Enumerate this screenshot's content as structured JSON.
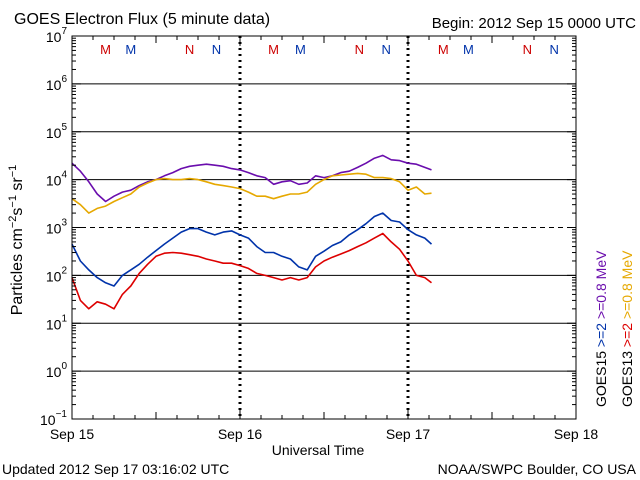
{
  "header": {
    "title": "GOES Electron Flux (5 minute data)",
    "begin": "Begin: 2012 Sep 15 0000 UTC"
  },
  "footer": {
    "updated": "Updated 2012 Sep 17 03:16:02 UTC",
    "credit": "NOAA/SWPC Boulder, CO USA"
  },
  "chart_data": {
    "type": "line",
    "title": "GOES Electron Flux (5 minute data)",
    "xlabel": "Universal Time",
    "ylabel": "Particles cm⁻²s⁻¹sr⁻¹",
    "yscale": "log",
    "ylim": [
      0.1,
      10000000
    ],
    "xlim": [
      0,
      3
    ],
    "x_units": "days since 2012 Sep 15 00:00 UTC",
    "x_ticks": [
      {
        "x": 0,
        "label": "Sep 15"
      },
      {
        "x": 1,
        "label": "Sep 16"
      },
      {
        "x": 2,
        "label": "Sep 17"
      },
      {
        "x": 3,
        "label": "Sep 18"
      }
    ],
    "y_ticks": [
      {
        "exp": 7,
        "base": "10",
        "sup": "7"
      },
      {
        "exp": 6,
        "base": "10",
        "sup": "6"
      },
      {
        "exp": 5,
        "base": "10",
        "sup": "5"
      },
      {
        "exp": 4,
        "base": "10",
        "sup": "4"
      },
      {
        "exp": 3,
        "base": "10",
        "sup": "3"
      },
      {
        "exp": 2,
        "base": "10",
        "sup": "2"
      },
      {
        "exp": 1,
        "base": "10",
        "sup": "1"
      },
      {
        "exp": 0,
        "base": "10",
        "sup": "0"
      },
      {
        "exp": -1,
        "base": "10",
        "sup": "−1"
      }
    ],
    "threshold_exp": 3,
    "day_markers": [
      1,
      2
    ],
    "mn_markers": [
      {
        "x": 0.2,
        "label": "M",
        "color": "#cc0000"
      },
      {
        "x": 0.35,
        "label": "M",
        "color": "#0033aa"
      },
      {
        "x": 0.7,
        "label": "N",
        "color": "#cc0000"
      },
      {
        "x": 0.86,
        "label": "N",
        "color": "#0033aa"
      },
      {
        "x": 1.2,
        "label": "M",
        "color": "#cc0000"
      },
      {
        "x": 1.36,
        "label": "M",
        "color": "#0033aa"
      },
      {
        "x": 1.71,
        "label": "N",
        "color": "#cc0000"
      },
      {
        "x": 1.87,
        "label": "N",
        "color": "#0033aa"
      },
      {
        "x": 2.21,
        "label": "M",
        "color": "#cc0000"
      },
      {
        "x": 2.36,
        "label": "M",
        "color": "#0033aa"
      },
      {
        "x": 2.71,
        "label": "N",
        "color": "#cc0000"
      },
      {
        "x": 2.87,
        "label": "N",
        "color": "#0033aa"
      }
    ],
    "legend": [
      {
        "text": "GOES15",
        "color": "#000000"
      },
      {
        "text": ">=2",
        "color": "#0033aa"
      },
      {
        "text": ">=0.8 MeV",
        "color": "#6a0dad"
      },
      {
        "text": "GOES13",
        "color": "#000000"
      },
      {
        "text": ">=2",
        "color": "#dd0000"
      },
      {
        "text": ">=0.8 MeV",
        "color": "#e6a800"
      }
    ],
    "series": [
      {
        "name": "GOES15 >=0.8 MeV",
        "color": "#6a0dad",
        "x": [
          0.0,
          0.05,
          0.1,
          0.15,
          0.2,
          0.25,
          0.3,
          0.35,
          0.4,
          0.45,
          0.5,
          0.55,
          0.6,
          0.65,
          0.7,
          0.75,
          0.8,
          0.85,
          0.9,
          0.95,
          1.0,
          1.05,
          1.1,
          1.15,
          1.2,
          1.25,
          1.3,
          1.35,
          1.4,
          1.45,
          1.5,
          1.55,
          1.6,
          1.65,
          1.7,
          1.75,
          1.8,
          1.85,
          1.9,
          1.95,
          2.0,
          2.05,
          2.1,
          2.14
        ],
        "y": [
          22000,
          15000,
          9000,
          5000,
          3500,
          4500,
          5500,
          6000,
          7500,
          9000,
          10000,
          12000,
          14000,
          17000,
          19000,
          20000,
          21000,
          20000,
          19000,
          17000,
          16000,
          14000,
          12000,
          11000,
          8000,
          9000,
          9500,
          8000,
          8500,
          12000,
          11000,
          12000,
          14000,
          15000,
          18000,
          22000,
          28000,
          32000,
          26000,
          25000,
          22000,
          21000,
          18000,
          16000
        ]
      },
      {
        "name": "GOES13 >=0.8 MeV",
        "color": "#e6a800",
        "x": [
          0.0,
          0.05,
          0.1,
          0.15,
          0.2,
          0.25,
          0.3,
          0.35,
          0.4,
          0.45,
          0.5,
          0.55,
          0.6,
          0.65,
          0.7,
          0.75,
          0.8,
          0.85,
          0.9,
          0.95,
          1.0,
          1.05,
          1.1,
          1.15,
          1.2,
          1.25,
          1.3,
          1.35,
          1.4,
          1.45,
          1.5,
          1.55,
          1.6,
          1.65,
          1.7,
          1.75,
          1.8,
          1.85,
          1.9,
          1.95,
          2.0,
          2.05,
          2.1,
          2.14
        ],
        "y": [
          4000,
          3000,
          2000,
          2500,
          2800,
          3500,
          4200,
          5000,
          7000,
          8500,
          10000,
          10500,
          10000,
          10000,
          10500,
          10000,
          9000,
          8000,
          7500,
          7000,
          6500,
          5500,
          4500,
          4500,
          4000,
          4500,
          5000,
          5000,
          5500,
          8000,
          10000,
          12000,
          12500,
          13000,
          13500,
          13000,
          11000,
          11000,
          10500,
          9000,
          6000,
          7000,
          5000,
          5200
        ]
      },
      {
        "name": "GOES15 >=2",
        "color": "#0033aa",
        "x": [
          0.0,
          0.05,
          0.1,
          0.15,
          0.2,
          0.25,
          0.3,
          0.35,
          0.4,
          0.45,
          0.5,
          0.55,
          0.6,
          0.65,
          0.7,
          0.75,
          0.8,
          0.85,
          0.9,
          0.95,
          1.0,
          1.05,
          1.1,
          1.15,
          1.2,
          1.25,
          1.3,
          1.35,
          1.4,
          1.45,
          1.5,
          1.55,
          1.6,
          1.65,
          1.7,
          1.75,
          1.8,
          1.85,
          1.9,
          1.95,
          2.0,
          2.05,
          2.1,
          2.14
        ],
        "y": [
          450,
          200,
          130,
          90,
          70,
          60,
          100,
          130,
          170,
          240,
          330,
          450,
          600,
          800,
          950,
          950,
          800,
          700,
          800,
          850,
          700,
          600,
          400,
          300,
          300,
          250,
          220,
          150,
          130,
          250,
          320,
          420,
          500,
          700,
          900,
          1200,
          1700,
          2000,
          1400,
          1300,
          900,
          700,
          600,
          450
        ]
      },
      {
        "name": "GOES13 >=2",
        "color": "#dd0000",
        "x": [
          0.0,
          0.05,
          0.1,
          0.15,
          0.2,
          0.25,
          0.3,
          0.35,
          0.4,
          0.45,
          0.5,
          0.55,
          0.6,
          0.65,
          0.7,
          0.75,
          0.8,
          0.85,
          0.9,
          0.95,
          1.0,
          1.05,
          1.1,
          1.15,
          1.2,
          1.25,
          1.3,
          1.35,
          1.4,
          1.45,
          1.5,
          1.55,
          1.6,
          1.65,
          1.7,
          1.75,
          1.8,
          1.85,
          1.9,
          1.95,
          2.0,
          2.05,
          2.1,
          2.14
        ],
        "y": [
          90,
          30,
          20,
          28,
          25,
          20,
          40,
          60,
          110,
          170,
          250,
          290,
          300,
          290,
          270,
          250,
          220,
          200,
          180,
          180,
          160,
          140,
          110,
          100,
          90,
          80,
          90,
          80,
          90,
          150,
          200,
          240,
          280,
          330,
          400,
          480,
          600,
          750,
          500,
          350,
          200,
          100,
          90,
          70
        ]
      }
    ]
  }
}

● ● ● ●

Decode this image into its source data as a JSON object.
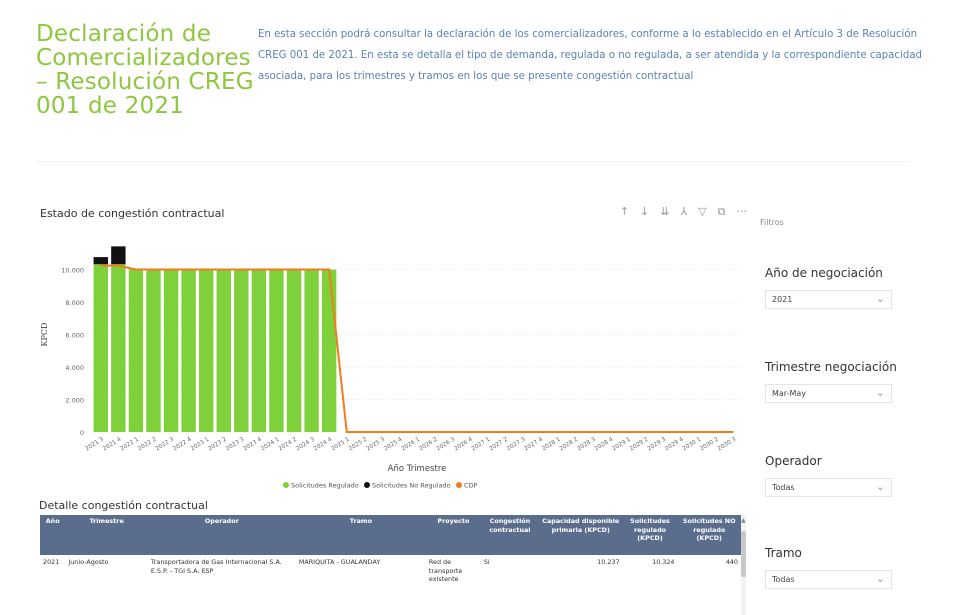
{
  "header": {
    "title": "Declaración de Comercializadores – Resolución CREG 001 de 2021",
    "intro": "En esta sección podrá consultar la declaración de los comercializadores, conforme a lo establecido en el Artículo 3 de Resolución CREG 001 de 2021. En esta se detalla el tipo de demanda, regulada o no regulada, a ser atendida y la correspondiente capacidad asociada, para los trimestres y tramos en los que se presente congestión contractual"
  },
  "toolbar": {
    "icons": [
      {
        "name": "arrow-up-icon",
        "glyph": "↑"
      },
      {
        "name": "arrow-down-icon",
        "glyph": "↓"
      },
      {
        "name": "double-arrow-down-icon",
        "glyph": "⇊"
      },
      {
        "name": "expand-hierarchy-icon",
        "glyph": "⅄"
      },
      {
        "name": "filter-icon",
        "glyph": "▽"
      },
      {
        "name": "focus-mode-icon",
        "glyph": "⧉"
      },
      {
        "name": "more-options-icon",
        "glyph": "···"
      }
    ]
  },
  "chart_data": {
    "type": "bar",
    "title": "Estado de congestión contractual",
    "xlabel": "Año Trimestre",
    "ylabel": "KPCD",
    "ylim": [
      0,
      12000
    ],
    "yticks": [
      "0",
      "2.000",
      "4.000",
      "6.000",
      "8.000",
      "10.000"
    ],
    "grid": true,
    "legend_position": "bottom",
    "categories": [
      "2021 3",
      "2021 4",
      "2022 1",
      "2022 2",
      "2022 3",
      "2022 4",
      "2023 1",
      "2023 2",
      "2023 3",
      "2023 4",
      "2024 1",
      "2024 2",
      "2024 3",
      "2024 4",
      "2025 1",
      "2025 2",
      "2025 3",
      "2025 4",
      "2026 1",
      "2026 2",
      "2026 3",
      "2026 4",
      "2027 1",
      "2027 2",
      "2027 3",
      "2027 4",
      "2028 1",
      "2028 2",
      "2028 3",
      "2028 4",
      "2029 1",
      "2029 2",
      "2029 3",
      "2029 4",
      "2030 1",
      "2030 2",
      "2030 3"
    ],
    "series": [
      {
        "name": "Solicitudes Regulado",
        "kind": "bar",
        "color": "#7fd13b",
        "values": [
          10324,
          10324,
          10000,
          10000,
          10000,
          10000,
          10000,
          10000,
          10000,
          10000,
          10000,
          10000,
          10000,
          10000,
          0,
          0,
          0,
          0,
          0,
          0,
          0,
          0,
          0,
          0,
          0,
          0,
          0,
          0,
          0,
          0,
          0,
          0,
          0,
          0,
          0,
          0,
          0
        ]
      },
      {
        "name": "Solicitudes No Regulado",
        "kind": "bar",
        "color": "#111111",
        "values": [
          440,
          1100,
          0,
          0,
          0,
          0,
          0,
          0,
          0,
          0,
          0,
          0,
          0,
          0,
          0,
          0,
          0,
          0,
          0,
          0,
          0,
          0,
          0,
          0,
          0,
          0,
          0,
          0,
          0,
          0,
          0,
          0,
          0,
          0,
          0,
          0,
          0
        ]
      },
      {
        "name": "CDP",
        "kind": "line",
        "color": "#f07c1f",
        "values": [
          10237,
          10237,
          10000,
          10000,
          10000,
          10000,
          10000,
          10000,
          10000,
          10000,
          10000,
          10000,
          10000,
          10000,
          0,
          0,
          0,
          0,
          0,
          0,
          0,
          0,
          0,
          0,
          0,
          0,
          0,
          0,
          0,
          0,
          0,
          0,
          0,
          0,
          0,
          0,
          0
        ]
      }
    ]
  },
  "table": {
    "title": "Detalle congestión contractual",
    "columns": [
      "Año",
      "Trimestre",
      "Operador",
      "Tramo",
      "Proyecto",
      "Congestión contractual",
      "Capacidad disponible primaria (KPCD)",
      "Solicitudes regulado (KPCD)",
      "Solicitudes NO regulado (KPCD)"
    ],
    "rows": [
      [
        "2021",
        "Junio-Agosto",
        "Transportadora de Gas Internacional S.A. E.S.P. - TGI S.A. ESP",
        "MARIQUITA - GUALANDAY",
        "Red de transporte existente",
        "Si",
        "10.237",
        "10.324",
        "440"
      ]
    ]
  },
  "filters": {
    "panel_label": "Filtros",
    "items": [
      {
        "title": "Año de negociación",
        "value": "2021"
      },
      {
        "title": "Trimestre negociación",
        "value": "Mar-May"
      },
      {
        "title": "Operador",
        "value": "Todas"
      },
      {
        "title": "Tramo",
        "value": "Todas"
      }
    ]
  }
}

● ● ● ●

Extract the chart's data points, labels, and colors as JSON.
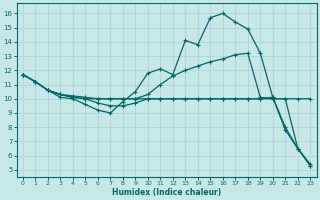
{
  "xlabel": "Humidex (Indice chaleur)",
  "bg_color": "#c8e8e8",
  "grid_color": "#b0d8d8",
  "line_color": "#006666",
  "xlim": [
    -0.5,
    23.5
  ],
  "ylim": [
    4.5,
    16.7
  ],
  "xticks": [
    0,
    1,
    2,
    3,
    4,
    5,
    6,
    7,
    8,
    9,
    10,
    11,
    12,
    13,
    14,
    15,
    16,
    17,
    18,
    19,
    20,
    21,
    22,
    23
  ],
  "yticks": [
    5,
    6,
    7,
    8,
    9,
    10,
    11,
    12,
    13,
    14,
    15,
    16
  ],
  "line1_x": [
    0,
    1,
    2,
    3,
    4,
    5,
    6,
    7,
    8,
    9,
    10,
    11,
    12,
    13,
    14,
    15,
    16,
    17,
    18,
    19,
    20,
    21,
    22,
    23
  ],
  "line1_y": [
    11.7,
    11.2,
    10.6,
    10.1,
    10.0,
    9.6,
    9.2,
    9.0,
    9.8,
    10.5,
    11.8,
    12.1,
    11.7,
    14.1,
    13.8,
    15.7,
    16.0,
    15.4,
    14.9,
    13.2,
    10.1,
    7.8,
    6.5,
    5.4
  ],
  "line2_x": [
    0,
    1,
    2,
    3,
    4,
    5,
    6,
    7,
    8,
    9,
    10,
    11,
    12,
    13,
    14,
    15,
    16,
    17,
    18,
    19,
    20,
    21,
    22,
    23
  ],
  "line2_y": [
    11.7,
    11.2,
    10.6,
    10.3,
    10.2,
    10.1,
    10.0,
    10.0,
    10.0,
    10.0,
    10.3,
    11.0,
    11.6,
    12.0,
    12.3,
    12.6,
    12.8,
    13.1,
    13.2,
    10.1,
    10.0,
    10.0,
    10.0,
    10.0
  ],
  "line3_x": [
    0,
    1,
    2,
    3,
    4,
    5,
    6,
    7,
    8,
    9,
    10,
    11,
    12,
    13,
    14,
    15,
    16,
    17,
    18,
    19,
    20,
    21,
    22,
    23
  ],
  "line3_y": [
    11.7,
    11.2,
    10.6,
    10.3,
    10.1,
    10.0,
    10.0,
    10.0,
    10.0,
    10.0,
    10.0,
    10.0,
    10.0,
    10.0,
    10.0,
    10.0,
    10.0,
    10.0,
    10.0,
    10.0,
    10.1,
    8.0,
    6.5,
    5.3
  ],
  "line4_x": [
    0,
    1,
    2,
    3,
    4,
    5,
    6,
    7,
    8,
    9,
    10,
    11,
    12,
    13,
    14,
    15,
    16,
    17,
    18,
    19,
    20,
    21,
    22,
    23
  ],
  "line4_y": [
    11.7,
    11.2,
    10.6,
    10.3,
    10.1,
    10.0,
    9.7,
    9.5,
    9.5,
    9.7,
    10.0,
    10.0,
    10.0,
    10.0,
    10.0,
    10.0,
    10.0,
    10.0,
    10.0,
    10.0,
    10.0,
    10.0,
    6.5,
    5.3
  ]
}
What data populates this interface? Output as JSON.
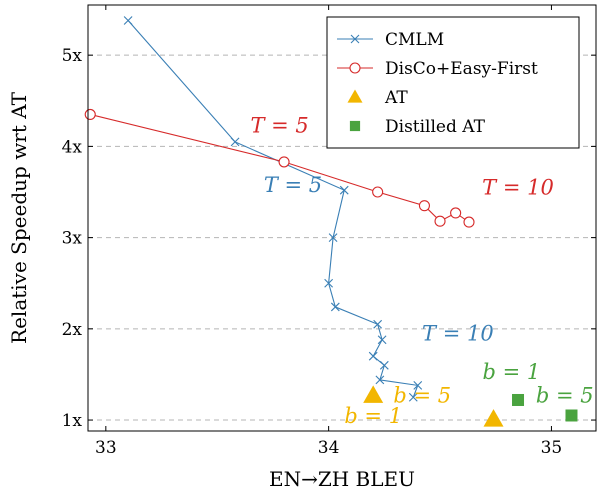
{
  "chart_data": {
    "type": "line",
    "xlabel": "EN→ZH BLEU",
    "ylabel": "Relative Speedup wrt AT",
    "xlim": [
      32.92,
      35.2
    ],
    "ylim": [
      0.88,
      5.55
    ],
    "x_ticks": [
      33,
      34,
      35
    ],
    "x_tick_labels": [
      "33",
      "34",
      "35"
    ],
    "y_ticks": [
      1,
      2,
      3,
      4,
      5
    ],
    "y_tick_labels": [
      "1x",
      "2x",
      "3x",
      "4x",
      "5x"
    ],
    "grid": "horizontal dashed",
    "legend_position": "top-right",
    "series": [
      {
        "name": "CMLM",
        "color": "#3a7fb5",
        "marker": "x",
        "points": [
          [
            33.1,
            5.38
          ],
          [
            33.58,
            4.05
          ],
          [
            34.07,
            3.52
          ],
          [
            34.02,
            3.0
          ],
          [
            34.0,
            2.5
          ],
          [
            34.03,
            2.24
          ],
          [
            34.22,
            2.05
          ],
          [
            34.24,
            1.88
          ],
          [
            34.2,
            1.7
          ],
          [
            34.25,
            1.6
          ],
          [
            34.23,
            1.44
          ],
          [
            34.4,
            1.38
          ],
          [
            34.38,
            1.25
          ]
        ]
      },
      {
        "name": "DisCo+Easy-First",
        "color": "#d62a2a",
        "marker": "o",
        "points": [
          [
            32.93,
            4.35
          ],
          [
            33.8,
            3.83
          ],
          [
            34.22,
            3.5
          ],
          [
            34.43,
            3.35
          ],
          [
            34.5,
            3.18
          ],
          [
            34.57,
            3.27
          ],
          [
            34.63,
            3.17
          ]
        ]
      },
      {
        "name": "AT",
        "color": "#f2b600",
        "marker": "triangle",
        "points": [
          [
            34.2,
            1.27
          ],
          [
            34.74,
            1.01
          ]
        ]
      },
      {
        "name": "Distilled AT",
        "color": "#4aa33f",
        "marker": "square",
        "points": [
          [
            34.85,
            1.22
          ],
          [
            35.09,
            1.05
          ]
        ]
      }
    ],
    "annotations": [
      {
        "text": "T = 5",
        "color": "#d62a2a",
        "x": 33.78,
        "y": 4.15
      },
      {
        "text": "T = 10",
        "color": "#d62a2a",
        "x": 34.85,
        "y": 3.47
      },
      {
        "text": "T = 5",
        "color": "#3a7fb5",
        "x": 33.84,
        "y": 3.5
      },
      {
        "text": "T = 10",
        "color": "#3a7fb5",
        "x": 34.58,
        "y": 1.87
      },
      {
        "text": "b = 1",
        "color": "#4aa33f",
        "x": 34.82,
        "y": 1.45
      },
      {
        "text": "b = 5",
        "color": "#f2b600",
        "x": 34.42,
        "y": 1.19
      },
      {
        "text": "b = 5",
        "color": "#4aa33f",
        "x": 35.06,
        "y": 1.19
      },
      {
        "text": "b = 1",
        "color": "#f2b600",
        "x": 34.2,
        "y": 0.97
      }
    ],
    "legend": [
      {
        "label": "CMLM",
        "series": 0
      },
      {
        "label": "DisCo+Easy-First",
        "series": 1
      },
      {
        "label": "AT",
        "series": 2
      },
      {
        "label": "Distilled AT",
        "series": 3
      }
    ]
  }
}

● ● ● ●

Copy every line from the entries that contains the word "xlabel".

    "xlabel": "Universal Time",
    "xlabel": "Año Trimestre",
  "xlabel": "Humidex (Indice chaleur)",
    "xlabel": "EN→ZH BLEU",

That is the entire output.